> **Input for this task**
☆ ☆ ☆ ☆ ☆ ☆ ☆
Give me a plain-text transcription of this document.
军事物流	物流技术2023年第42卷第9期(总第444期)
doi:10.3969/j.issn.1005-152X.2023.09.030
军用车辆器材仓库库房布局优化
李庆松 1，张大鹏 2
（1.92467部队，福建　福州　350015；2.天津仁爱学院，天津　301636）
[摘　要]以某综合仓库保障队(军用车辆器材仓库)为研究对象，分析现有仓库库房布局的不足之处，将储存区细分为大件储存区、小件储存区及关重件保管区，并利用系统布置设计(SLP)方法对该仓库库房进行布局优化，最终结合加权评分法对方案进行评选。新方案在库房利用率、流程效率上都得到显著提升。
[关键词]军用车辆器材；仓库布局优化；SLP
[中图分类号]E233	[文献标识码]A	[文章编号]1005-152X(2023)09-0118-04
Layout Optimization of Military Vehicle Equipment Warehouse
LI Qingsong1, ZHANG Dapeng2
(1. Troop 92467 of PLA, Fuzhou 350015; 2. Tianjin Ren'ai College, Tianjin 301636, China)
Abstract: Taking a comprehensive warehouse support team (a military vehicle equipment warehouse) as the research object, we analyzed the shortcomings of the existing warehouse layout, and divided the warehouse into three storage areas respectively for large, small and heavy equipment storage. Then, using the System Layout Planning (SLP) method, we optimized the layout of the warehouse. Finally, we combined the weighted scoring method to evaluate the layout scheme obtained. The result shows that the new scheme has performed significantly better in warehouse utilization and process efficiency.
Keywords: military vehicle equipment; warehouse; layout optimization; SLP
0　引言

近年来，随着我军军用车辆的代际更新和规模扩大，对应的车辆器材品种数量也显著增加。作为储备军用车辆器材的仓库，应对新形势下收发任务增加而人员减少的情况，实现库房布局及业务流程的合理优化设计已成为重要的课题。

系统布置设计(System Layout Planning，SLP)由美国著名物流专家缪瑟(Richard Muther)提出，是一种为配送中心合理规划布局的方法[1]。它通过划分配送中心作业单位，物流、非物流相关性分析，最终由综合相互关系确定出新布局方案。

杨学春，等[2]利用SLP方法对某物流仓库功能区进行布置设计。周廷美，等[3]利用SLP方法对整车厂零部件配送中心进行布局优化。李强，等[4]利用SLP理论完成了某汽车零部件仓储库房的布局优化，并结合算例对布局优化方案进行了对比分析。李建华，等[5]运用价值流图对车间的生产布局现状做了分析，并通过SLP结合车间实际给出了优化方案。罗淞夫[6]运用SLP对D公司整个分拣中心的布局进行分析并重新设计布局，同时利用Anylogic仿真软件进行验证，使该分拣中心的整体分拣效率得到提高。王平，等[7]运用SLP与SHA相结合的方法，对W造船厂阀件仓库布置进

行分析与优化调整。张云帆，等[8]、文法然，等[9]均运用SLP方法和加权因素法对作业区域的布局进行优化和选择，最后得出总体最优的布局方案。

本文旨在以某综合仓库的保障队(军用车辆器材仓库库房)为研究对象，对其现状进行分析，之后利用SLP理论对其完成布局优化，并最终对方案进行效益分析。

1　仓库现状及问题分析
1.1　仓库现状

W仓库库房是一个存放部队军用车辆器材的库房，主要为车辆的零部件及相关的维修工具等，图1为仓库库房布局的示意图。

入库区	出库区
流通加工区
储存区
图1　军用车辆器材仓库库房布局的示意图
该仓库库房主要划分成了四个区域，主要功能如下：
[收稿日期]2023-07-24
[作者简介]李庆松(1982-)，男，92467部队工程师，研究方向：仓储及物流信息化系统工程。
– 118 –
☆ ☆ ☆ ☆ ☆ ☆ ☆
> **What is expected**
Write every entry out again exactly.

> **Completed exercise**
Give me a plain-text transcription of this document.
军事物流	物流技术2023年第42卷第9期(总第444期)
doi:10.3969/j.issn.1005-152X.2023.09.030
军用车辆器材仓库库房布局优化
李庆松 1，张大鹏 2
（1.92467部队，福建　福州　350015；2.天津仁爱学院，天津　301636）
[摘　要]以某综合仓库保障队(军用车辆器材仓库)为研究对象，分析现有仓库库房布局的不足之处，将储存区细分为大件储存区、小件储存区及关重件保管区，并利用系统布置设计(SLP)方法对该仓库库房进行布局优化，最终结合加权评分法对方案进行评选。新方案在库房利用率、流程效率上都得到显著提升。
[关键词]军用车辆器材；仓库布局优化；SLP
[中图分类号]E233	[文献标识码]A	[文章编号]1005-152X(2023)09-0118-04
Layout Optimization of Military Vehicle Equipment Warehouse
LI Qingsong1, ZHANG Dapeng2
(1. Troop 92467 of PLA, Fuzhou 350015; 2. Tianjin Ren'ai College, Tianjin 301636, China)
Abstract: Taking a comprehensive warehouse support team (a military vehicle equipment warehouse) as the research object, we analyzed the shortcomings of the existing warehouse layout, and divided the warehouse into three storage areas respectively for large, small and heavy equipment storage. Then, using the System Layout Planning (SLP) method, we optimized the layout of the warehouse. Finally, we combined the weighted scoring method to evaluate the layout scheme obtained. The result shows that the new scheme has performed significantly better in warehouse utilization and process efficiency.
Keywords: military vehicle equipment; warehouse; layout optimization; SLP
0　引言

近年来，随着我军军用车辆的代际更新和规模扩大，对应的车辆器材品种数量也显著增加。作为储备军用车辆器材的仓库，应对新形势下收发任务增加而人员减少的情况，实现库房布局及业务流程的合理优化设计已成为重要的课题。

系统布置设计(System Layout Planning，SLP)由美国著名物流专家缪瑟(Richard Muther)提出，是一种为配送中心合理规划布局的方法[1]。它通过划分配送中心作业单位，物流、非物流相关性分析，最终由综合相互关系确定出新布局方案。

杨学春，等[2]利用SLP方法对某物流仓库功能区进行布置设计。周廷美，等[3]利用SLP方法对整车厂零部件配送中心进行布局优化。李强，等[4]利用SLP理论完成了某汽车零部件仓储库房的布局优化，并结合算例对布局优化方案进行了对比分析。李建华，等[5]运用价值流图对车间的生产布局现状做了分析，并通过SLP结合车间实际给出了优化方案。罗淞夫[6]运用SLP对D公司整个分拣中心的布局进行分析并重新设计布局，同时利用Anylogic仿真软件进行验证，使该分拣中心的整体分拣效率得到提高。王平，等[7]运用SLP与SHA相结合的方法，对W造船厂阀件仓库布置进

行分析与优化调整。张云帆，等[8]、文法然，等[9]均运用SLP方法和加权因素法对作业区域的布局进行优化和选择，最后得出总体最优的布局方案。

本文旨在以某综合仓库的保障队(军用车辆器材仓库库房)为研究对象，对其现状进行分析，之后利用SLP理论对其完成布局优化，并最终对方案进行效益分析。

1　仓库现状及问题分析
1.1　仓库现状

W仓库库房是一个存放部队军用车辆器材的库房，主要为车辆的零部件及相关的维修工具等，图1为仓库库房布局的示意图。

入库区	出库区
流通加工区
储存区
图1　军用车辆器材仓库库房布局的示意图
该仓库库房主要划分成了四个区域，主要功能如下：
[收稿日期]2023-07-24
[作者简介]李庆松(1982-)，男，92467部队工程师，研究方向：仓储及物流信息化系统工程。
– 118 –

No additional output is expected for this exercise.